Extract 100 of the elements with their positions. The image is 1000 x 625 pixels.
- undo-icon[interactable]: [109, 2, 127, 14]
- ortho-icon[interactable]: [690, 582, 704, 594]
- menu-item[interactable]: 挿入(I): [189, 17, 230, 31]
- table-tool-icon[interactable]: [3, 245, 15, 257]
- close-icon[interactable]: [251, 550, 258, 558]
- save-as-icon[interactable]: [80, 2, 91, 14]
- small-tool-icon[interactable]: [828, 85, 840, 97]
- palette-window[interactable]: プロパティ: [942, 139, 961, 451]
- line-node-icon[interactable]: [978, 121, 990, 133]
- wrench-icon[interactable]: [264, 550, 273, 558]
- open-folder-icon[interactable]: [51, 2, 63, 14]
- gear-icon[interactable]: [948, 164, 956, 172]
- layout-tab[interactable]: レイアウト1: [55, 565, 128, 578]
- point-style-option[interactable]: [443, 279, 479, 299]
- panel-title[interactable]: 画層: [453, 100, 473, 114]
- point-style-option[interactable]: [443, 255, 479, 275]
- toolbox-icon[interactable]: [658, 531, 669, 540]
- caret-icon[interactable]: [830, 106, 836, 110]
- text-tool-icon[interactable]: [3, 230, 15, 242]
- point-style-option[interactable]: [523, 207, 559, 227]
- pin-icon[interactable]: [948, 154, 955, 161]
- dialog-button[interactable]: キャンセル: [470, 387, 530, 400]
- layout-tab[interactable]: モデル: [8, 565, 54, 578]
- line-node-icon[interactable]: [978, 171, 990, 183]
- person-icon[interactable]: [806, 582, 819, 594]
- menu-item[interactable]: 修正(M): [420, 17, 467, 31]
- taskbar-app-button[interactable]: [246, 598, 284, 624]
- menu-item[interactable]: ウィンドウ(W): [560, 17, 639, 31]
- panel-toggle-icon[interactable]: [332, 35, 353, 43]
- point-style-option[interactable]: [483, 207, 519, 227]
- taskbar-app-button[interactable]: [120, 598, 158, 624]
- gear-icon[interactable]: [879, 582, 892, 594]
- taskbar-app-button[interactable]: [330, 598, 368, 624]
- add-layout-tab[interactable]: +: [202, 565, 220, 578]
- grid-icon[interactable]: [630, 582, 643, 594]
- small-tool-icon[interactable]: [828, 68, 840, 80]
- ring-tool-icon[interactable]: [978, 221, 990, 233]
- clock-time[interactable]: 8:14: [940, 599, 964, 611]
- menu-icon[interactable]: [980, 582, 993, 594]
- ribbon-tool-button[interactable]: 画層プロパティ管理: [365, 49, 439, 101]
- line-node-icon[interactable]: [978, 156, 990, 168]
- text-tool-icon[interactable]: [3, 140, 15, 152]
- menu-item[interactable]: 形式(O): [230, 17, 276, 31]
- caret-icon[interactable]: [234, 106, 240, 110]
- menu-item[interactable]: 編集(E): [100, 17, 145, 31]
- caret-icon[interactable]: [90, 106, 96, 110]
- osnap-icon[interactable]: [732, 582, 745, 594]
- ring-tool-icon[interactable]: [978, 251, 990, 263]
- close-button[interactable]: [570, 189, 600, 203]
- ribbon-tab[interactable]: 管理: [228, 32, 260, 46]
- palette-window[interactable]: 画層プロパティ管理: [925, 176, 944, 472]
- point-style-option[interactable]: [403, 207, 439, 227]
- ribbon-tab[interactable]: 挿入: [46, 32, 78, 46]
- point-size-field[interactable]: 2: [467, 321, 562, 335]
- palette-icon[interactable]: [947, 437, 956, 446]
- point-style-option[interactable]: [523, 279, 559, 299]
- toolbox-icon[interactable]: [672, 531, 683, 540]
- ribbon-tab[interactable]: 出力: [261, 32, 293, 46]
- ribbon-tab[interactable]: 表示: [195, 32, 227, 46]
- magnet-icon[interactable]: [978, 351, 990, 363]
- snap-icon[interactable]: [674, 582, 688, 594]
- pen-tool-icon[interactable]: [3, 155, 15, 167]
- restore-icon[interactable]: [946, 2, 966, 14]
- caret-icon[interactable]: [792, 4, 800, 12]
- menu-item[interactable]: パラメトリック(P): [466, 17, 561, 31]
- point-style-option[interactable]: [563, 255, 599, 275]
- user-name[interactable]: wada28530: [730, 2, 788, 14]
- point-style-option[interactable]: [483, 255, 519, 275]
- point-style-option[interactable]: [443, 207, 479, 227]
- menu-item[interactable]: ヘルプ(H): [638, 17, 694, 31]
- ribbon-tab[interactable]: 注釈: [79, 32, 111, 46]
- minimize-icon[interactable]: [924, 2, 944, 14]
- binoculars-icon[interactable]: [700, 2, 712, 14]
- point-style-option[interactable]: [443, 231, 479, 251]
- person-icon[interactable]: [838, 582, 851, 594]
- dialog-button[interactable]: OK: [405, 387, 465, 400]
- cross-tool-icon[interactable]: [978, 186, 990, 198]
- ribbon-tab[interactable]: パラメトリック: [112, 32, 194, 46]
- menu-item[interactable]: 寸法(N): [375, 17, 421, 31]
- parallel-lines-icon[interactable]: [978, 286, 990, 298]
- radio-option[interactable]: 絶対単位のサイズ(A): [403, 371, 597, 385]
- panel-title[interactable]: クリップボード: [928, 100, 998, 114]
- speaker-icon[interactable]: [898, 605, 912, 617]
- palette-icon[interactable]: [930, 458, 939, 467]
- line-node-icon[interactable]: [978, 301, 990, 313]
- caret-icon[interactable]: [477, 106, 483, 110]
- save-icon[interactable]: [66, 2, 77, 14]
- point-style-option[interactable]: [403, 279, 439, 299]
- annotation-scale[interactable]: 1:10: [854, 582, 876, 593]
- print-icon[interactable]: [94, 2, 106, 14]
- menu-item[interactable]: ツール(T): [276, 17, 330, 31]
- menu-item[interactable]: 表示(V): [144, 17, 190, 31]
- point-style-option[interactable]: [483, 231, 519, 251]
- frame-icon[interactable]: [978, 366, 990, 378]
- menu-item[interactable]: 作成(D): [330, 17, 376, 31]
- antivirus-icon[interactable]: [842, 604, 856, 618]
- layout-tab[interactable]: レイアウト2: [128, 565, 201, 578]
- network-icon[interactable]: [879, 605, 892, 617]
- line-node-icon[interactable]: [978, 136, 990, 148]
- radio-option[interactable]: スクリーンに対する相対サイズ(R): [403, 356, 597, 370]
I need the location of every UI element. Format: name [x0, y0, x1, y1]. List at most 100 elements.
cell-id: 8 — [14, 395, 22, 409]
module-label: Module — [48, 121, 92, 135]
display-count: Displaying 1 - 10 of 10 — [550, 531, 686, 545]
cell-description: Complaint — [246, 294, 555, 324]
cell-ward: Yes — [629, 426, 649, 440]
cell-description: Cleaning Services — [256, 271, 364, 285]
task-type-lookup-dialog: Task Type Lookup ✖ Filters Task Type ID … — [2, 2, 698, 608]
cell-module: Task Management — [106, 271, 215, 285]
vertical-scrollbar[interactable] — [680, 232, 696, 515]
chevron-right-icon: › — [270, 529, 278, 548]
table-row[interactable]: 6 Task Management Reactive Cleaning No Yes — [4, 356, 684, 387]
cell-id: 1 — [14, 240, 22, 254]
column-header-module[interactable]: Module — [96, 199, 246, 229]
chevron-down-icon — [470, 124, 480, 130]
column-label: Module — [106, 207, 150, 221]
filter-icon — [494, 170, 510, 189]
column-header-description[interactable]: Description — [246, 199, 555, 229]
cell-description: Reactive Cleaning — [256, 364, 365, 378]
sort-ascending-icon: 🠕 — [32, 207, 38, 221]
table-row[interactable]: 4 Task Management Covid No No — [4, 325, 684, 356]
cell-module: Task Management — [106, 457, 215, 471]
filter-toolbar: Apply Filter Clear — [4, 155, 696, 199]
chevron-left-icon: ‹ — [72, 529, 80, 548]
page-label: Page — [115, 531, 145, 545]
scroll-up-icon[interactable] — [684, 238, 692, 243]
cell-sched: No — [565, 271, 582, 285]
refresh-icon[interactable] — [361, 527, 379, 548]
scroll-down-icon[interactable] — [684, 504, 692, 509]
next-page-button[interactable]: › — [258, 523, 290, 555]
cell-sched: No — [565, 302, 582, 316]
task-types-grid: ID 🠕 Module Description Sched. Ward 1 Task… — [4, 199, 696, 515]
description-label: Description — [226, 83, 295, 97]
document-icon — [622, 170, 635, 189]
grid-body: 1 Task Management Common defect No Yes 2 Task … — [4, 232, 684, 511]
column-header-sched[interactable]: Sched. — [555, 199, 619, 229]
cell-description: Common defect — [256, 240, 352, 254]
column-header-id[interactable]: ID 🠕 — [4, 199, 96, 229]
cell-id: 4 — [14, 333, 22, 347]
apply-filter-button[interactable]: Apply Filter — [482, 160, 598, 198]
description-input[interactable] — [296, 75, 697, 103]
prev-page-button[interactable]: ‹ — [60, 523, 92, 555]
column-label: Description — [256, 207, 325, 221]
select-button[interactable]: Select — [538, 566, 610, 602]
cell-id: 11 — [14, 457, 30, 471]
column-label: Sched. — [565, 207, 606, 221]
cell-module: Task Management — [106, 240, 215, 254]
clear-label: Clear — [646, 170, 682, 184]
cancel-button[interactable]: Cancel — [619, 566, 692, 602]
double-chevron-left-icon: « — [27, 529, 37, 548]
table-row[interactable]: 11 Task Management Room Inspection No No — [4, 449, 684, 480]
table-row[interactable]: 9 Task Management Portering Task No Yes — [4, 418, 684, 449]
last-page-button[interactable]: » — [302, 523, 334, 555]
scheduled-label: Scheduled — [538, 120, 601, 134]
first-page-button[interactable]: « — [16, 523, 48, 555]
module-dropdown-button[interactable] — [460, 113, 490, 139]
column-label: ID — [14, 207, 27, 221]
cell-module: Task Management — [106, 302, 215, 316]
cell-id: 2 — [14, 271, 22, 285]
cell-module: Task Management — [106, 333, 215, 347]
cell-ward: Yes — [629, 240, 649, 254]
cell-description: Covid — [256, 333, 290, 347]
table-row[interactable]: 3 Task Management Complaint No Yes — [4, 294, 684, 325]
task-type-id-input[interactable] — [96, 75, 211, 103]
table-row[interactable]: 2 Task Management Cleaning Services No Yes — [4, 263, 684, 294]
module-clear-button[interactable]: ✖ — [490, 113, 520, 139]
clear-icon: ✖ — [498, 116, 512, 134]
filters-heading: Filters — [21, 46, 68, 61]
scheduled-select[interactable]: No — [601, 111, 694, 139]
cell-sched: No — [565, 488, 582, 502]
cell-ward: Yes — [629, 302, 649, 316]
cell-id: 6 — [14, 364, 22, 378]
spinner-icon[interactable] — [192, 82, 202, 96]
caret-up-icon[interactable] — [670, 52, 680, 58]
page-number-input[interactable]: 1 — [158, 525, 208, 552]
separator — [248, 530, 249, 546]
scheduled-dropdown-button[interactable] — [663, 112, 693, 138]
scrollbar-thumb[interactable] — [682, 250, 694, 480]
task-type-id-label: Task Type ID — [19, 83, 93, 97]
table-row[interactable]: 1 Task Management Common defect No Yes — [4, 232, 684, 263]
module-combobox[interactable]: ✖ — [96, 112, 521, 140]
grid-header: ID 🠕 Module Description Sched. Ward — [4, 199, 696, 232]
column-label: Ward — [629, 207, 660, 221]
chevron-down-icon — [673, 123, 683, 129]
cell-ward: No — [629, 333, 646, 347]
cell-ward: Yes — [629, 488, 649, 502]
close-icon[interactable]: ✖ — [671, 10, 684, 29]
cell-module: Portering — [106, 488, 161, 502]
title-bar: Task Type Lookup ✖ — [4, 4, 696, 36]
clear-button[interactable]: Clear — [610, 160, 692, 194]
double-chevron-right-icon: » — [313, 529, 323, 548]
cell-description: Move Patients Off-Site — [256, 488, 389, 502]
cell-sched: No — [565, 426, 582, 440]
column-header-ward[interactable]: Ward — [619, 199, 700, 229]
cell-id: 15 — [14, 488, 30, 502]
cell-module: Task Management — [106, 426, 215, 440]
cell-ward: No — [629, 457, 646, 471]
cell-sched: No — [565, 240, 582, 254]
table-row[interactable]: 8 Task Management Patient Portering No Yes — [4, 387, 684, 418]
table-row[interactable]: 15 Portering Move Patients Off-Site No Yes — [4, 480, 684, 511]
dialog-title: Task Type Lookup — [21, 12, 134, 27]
################
- _WHAT TO DO_: State how many lines of the listing above include the string "save", with no words around the number.

- _OUTPUT FOR THIS EXERCISE_: 2